§ **EXERCISE PROMPT**:
Copy out every line of the records where the string "Technical" occurs.

§ **RECORDS FOR THIS EXERCISE**:
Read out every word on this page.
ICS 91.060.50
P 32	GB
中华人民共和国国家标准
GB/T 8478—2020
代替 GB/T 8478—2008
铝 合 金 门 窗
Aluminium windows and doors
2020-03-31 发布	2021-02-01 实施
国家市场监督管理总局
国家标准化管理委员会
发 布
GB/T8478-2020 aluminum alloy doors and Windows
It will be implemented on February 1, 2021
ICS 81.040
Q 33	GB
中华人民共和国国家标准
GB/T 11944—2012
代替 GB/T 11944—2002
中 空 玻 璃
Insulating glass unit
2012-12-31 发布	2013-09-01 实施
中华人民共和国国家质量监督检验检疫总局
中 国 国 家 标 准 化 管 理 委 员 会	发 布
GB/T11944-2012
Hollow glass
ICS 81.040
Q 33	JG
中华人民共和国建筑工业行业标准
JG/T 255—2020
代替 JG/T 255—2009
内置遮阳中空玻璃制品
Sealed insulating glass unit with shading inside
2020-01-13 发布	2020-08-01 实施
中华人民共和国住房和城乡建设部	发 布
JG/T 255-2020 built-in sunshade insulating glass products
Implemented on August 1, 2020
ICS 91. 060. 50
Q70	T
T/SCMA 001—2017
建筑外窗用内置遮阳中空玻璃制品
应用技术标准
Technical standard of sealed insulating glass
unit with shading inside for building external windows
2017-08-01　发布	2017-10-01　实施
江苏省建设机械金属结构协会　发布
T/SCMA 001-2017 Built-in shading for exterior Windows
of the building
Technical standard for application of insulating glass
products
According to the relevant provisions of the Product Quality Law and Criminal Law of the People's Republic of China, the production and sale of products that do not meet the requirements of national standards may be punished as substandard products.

==

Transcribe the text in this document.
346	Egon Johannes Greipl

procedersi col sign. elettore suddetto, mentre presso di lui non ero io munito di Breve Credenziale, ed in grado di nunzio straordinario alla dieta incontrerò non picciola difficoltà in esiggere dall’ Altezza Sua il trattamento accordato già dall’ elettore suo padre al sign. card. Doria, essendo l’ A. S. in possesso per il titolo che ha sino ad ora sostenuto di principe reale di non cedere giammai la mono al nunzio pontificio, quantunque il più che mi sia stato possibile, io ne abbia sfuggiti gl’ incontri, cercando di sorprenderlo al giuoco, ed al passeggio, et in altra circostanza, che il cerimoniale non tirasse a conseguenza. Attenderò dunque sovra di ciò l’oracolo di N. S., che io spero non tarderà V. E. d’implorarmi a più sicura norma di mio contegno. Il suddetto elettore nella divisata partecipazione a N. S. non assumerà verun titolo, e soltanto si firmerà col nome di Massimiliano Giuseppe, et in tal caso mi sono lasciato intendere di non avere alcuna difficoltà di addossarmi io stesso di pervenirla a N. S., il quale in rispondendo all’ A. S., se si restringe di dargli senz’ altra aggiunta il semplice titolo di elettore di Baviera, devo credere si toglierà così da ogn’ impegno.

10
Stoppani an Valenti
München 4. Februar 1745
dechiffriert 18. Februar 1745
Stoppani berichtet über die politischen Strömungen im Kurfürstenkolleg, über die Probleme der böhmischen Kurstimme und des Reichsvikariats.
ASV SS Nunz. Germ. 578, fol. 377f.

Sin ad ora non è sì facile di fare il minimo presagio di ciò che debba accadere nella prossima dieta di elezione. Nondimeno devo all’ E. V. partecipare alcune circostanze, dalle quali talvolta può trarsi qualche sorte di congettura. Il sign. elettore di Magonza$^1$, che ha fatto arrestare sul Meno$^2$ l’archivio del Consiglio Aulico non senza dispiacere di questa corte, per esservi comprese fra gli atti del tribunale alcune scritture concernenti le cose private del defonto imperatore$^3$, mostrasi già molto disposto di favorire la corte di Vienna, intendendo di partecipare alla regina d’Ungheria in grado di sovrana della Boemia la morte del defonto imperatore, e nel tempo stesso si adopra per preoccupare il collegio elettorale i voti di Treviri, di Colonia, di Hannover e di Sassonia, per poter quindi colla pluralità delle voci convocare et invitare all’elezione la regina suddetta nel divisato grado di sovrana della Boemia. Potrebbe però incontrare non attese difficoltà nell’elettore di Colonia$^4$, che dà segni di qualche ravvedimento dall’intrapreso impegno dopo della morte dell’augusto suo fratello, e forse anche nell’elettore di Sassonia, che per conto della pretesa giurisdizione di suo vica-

* * *

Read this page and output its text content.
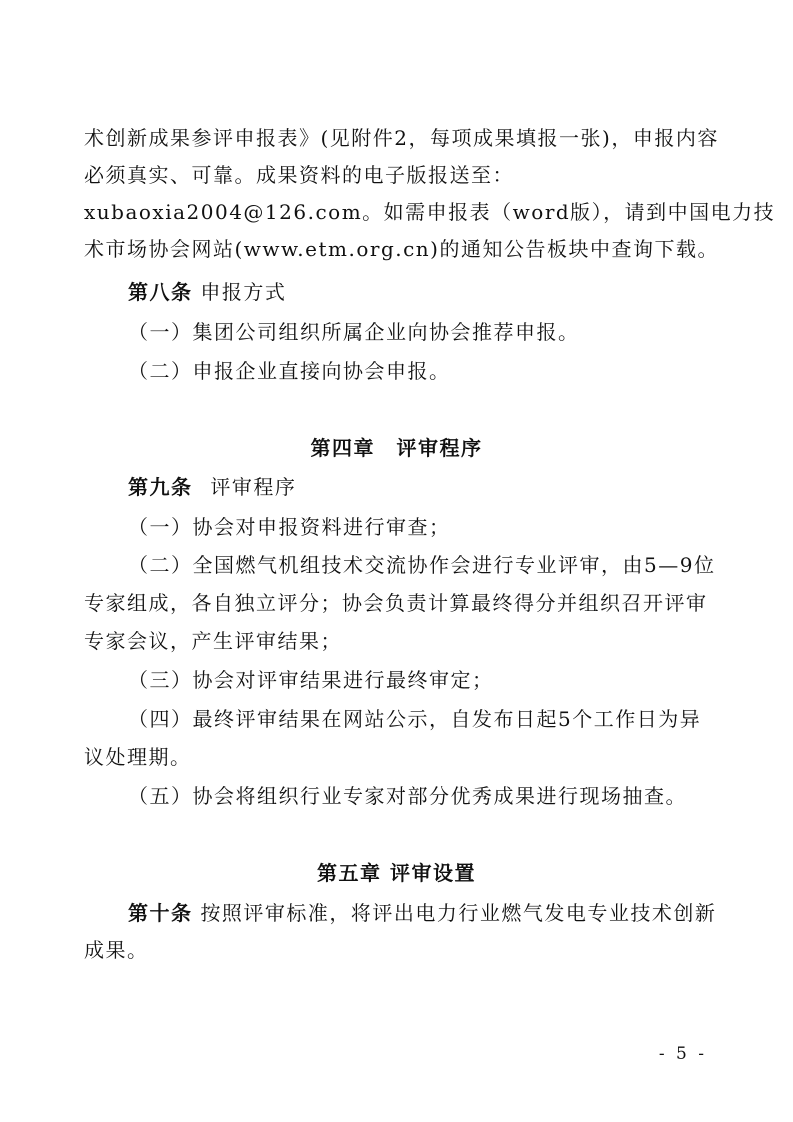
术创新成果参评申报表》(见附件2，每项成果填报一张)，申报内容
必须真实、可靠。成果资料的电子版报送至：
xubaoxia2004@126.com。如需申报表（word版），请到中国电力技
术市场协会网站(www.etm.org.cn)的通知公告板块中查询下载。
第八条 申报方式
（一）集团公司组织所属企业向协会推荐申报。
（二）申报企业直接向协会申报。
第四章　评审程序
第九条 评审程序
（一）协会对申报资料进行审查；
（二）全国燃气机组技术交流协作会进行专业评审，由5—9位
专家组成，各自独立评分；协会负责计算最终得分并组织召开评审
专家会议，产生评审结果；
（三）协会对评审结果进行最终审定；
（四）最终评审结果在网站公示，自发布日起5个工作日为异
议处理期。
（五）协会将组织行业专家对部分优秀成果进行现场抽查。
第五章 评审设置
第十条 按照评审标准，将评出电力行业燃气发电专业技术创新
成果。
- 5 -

§ **SOLUTION TO THIS PROBLEM**:
Technical standard of sealed insulating glass
Technical standard for application of insulating glass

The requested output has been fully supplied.